§ **Problem details**
Find each line containing the word "title" and report how many there are. Add nothing else.

§ **Records supplied**

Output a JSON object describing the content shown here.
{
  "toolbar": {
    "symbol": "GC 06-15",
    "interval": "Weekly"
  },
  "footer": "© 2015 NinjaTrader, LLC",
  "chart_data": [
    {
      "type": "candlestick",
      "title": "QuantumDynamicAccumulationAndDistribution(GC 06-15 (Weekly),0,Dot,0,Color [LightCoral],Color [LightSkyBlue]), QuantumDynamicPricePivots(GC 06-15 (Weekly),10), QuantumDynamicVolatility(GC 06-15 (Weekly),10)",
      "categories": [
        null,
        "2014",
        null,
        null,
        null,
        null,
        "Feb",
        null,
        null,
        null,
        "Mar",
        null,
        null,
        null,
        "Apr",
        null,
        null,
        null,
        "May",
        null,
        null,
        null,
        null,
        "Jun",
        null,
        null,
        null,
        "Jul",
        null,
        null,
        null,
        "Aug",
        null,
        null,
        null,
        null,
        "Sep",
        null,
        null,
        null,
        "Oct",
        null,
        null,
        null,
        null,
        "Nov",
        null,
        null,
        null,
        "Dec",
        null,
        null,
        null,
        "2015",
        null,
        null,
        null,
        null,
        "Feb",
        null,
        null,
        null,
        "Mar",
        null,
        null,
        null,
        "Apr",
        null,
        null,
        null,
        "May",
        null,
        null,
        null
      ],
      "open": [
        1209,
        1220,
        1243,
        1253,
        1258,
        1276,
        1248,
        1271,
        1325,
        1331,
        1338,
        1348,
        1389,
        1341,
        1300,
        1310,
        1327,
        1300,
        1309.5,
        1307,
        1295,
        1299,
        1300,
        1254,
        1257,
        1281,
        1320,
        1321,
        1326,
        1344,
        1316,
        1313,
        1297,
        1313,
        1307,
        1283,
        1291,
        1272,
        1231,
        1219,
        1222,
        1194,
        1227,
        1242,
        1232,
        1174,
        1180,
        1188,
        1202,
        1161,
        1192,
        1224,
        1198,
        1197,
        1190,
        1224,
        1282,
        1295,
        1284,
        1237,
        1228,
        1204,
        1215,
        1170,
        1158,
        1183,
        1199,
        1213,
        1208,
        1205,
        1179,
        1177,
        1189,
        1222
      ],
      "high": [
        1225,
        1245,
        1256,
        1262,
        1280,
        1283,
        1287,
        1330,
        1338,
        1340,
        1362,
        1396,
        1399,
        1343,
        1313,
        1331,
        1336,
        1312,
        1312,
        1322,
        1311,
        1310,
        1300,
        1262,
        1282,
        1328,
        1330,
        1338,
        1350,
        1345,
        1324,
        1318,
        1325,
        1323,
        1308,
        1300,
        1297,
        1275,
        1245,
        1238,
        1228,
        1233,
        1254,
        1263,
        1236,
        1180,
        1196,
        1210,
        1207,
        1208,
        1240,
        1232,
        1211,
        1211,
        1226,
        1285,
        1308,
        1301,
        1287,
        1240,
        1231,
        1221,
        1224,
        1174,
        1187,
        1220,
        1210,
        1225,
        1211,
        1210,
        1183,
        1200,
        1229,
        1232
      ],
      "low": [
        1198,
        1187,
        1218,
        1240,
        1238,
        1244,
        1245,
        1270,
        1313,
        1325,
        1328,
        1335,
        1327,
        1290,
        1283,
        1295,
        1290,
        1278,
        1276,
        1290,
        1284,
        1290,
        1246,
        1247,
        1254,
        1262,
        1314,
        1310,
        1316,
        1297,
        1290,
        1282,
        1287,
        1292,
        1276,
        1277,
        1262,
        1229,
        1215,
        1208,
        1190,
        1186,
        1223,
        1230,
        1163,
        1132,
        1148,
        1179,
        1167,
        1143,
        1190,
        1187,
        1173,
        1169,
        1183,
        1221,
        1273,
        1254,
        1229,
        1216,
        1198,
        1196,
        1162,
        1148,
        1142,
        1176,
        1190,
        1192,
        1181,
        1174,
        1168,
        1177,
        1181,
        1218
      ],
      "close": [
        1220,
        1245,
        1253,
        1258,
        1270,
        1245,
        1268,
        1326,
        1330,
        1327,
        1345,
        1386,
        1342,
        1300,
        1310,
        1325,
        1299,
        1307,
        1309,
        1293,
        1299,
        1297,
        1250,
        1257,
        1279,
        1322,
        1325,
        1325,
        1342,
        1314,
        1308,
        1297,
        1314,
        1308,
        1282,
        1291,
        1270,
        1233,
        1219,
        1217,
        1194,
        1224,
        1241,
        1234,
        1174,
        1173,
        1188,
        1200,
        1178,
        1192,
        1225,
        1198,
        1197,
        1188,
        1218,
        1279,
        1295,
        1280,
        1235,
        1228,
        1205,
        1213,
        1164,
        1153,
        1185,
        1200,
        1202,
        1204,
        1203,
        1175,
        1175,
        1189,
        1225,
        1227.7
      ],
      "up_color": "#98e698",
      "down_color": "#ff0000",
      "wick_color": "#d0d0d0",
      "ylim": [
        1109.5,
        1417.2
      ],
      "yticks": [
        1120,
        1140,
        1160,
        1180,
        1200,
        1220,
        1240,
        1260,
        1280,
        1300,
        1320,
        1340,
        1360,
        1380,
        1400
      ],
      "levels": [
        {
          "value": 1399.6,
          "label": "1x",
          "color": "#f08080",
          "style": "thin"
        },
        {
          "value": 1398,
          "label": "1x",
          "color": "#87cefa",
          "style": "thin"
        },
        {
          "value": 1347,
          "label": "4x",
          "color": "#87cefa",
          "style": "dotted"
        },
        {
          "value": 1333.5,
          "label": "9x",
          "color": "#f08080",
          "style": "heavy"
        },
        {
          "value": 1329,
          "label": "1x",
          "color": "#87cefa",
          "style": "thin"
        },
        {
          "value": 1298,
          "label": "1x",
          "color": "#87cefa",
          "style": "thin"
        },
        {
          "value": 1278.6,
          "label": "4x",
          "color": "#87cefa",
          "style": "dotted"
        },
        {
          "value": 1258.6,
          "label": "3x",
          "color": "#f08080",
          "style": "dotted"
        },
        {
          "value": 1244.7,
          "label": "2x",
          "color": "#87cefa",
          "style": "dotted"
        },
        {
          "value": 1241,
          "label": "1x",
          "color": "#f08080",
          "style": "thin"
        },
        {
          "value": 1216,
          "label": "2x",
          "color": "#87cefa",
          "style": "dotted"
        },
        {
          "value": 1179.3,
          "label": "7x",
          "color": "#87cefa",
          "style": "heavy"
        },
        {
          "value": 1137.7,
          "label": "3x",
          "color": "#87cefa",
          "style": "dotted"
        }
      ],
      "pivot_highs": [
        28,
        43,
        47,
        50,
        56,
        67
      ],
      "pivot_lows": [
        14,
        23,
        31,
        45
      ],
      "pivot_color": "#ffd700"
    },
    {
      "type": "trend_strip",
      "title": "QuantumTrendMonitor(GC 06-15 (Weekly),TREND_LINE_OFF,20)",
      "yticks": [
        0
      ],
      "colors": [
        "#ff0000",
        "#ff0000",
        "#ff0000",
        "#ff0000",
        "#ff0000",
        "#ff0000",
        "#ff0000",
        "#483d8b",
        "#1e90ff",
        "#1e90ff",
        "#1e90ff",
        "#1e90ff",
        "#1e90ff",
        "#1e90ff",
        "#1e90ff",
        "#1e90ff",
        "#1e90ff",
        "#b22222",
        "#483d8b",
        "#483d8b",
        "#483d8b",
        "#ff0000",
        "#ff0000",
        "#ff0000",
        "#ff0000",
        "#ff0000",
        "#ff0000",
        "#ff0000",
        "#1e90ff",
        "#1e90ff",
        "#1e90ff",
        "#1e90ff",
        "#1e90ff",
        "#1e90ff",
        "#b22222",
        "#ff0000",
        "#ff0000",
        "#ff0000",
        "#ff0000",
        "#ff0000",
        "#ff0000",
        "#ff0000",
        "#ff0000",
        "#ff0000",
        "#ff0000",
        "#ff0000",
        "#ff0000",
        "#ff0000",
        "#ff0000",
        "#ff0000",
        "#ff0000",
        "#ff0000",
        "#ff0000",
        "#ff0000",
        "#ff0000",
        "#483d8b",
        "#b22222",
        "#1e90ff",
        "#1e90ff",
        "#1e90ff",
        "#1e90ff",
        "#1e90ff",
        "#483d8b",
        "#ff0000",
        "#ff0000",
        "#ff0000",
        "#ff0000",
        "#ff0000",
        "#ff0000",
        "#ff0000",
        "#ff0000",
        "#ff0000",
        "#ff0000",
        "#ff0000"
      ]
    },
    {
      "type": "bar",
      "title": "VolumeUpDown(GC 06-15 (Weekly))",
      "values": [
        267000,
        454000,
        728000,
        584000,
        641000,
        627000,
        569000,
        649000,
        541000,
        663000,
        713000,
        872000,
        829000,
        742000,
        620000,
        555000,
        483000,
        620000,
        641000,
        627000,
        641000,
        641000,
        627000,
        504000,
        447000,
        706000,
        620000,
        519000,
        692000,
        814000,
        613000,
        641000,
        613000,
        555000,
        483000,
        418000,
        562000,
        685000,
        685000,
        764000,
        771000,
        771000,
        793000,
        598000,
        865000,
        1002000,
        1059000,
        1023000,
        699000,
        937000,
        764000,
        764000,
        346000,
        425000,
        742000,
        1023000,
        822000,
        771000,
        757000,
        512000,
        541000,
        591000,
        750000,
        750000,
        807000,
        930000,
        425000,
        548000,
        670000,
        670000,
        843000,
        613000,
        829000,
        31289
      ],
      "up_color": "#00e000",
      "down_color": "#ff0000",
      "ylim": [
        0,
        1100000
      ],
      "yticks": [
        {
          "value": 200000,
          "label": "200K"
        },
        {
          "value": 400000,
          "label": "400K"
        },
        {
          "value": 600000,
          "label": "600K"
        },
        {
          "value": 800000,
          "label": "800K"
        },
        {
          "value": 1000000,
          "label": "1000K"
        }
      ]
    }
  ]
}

§ **Response to the task**
3